What you are asked to do: Copy all the material below, exactly as it stands.

─── Records for this task

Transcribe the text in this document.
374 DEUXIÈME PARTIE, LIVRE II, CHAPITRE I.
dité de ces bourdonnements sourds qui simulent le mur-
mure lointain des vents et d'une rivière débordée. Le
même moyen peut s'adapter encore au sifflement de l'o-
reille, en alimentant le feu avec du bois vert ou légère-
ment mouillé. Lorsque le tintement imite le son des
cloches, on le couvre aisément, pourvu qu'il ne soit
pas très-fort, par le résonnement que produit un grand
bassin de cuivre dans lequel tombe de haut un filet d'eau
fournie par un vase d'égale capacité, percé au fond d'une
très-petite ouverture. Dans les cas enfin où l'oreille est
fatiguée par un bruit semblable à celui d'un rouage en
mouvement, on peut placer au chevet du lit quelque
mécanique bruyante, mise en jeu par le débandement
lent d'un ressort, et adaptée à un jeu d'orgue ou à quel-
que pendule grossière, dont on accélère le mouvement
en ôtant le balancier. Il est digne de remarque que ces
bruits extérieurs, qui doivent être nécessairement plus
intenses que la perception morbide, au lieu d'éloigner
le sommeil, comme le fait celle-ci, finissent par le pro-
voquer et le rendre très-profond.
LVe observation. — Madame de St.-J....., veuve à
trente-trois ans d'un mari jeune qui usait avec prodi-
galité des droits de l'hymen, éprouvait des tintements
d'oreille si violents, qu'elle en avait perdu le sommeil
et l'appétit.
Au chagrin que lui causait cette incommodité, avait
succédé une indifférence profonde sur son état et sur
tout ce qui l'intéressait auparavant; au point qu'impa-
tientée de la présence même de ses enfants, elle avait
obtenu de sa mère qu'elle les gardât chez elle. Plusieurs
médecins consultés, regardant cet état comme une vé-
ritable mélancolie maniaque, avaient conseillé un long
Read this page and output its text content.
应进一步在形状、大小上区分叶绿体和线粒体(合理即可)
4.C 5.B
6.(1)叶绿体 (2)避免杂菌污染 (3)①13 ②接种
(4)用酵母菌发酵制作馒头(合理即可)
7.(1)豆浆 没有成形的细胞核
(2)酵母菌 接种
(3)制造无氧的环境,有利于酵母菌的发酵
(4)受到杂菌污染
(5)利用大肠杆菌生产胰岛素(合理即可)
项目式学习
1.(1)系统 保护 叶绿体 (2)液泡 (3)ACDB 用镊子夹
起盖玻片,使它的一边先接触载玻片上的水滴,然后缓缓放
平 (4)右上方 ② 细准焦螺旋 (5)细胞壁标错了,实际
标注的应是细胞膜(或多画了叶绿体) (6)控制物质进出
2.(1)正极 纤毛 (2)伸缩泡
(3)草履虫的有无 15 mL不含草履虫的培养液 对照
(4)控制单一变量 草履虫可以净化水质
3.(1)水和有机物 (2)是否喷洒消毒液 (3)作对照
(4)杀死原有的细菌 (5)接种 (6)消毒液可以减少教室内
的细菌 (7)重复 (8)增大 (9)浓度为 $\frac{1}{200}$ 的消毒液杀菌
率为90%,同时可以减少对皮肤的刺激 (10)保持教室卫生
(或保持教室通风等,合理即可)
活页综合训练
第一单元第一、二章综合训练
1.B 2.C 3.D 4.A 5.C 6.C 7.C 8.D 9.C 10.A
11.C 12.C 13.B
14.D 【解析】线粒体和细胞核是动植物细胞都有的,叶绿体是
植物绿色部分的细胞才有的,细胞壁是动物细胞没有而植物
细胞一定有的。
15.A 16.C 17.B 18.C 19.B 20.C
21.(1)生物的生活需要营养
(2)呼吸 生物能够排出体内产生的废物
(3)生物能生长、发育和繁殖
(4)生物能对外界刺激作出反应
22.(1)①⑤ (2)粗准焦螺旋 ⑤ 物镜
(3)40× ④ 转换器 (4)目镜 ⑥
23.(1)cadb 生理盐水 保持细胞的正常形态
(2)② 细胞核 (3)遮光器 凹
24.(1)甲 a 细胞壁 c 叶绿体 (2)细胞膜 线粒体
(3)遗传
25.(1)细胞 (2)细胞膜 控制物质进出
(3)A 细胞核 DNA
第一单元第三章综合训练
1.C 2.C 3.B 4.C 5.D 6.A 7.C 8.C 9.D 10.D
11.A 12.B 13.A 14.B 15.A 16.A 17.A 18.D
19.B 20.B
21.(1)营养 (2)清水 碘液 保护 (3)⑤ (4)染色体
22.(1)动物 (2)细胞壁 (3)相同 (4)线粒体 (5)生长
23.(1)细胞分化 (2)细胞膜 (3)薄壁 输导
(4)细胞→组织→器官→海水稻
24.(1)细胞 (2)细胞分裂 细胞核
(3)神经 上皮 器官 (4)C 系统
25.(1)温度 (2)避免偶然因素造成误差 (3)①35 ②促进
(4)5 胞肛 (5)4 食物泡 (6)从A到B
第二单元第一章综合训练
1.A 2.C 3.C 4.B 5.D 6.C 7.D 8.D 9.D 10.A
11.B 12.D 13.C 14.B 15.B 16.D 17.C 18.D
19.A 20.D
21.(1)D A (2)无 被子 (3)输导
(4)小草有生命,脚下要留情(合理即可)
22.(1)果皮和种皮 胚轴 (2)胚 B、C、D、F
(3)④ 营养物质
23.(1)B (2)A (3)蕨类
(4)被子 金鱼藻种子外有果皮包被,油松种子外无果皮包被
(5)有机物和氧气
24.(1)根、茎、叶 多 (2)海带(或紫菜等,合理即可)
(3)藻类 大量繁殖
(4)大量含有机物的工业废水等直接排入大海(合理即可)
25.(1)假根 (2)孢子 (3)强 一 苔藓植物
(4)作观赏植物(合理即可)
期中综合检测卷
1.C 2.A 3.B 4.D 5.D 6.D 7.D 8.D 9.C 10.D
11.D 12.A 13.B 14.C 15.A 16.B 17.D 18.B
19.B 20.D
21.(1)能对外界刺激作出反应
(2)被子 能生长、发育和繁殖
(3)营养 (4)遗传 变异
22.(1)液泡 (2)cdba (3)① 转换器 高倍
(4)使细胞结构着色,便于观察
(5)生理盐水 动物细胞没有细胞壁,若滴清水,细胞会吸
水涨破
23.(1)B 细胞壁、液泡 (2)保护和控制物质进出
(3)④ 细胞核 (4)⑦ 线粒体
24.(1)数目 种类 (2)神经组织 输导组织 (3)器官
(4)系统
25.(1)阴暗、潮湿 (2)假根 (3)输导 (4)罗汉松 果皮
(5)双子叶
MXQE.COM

──────

Response below:
Transcribe the text in this document.
374 DEUXIÈME PARTIE, LIVRE II, CHAPITRE I.
dité de ces bourdonnements sourds qui simulent le mur-
mure lointain des vents et d'une rivière débordée. Le
même moyen peut s'adapter encore au sifflement de l'o-
reille, en alimentant le feu avec du bois vert ou légère-
ment mouillé. Lorsque le tintement imite le son des
cloches, on le couvre aisément, pourvu qu'il ne soit
pas très-fort, par le résonnement que produit un grand
bassin de cuivre dans lequel tombe de haut un filet d'eau
fournie par un vase d'égale capacité, percé au fond d'une
très-petite ouverture. Dans les cas enfin où l'oreille est
fatiguée par un bruit semblable à celui d'un rouage en
mouvement, on peut placer au chevet du lit quelque
mécanique bruyante, mise en jeu par le débandement
lent d'un ressort, et adaptée à un jeu d'orgue ou à quel-
que pendule grossière, dont on accélère le mouvement
en ôtant le balancier. Il est digne de remarque que ces
bruits extérieurs, qui doivent être nécessairement plus
intenses que la perception morbide, au lieu d'éloigner
le sommeil, comme le fait celle-ci, finissent par le pro-
voquer et le rendre très-profond.
LVe observation. — Madame de St.-J....., veuve à
trente-trois ans d'un mari jeune qui usait avec prodi-
galité des droits de l'hymen, éprouvait des tintements
d'oreille si violents, qu'elle en avait perdu le sommeil
et l'appétit.
Au chagrin que lui causait cette incommodité, avait
succédé une indifférence profonde sur son état et sur
tout ce qui l'intéressait auparavant; au point qu'impa-
tientée de la présence même de ses enfants, elle avait
obtenu de sa mère qu'elle les gardât chez elle. Plusieurs
médecins consultés, regardant cet état comme une vé-
ritable mélancolie maniaque, avaient conseillé un long
Read this page and output its text content.
应进一步在形状、大小上区分叶绿体和线粒体(合理即可)
4.C 5.B
6.(1)叶绿体 (2)避免杂菌污染 (3)①13 ②接种
(4)用酵母菌发酵制作馒头(合理即可)
7.(1)豆浆 没有成形的细胞核
(2)酵母菌 接种
(3)制造无氧的环境,有利于酵母菌的发酵
(4)受到杂菌污染
(5)利用大肠杆菌生产胰岛素(合理即可)
项目式学习
1.(1)系统 保护 叶绿体 (2)液泡 (3)ACDB 用镊子夹
起盖玻片,使它的一边先接触载玻片上的水滴,然后缓缓放
平 (4)右上方 ② 细准焦螺旋 (5)细胞壁标错了,实际
标注的应是细胞膜(或多画了叶绿体) (6)控制物质进出
2.(1)正极 纤毛 (2)伸缩泡
(3)草履虫的有无 15 mL不含草履虫的培养液 对照
(4)控制单一变量 草履虫可以净化水质
3.(1)水和有机物 (2)是否喷洒消毒液 (3)作对照
(4)杀死原有的细菌 (5)接种 (6)消毒液可以减少教室内
的细菌 (7)重复 (8)增大 (9)浓度为 $\frac{1}{200}$ 的消毒液杀菌
率为90%,同时可以减少对皮肤的刺激 (10)保持教室卫生
(或保持教室通风等,合理即可)
活页综合训练
第一单元第一、二章综合训练
1.B 2.C 3.D 4.A 5.C 6.C 7.C 8.D 9.C 10.A
11.C 12.C 13.B
14.D 【解析】线粒体和细胞核是动植物细胞都有的,叶绿体是
植物绿色部分的细胞才有的,细胞壁是动物细胞没有而植物
细胞一定有的。
15.A 16.C 17.B 18.C 19.B 20.C
21.(1)生物的生活需要营养
(2)呼吸 生物能够排出体内产生的废物
(3)生物能生长、发育和繁殖
(4)生物能对外界刺激作出反应
22.(1)①⑤ (2)粗准焦螺旋 ⑤ 物镜
(3)40× ④ 转换器 (4)目镜 ⑥
23.(1)cadb 生理盐水 保持细胞的正常形态
(2)② 细胞核 (3)遮光器 凹
24.(1)甲 a 细胞壁 c 叶绿体 (2)细胞膜 线粒体
(3)遗传
25.(1)细胞 (2)细胞膜 控制物质进出
(3)A 细胞核 DNA
第一单元第三章综合训练
1.C 2.C 3.B 4.C 5.D 6.A 7.C 8.C 9.D 10.D
11.A 12.B 13.A 14.B 15.A 16.A 17.A 18.D
19.B 20.B
21.(1)营养 (2)清水 碘液 保护 (3)⑤ (4)染色体
22.(1)动物 (2)细胞壁 (3)相同 (4)线粒体 (5)生长
23.(1)细胞分化 (2)细胞膜 (3)薄壁 输导
(4)细胞→组织→器官→海水稻
24.(1)细胞 (2)细胞分裂 细胞核
(3)神经 上皮 器官 (4)C 系统
25.(1)温度 (2)避免偶然因素造成误差 (3)①35 ②促进
(4)5 胞肛 (5)4 食物泡 (6)从A到B
第二单元第一章综合训练
1.A 2.C 3.C 4.B 5.D 6.C 7.D 8.D 9.D 10.A
11.B 12.D 13.C 14.B 15.B 16.D 17.C 18.D
19.A 20.D
21.(1)D A (2)无 被子 (3)输导
(4)小草有生命,脚下要留情(合理即可)
22.(1)果皮和种皮 胚轴 (2)胚 B、C、D、F
(3)④ 营养物质
23.(1)B (2)A (3)蕨类
(4)被子 金鱼藻种子外有果皮包被,油松种子外无果皮包被
(5)有机物和氧气
24.(1)根、茎、叶 多 (2)海带(或紫菜等,合理即可)
(3)藻类 大量繁殖
(4)大量含有机物的工业废水等直接排入大海(合理即可)
25.(1)假根 (2)孢子 (3)强 一 苔藓植物
(4)作观赏植物(合理即可)
期中综合检测卷
1.C 2.A 3.B 4.D 5.D 6.D 7.D 8.D 9.C 10.D
11.D 12.A 13.B 14.C 15.A 16.B 17.D 18.B
19.B 20.D
21.(1)能对外界刺激作出反应
(2)被子 能生长、发育和繁殖
(3)营养 (4)遗传 变异
22.(1)液泡 (2)cdba (3)① 转换器 高倍
(4)使细胞结构着色,便于观察
(5)生理盐水 动物细胞没有细胞壁,若滴清水,细胞会吸
水涨破
23.(1)B 细胞壁、液泡 (2)保护和控制物质进出
(3)④ 细胞核 (4)⑦ 线粒体
24.(1)数目 种类 (2)神经组织 输导组织 (3)器官
(4)系统
25.(1)阴暗、潮湿 (2)假根 (3)输导 (4)罗汉松 果皮
(5)双子叶
MXQE.COM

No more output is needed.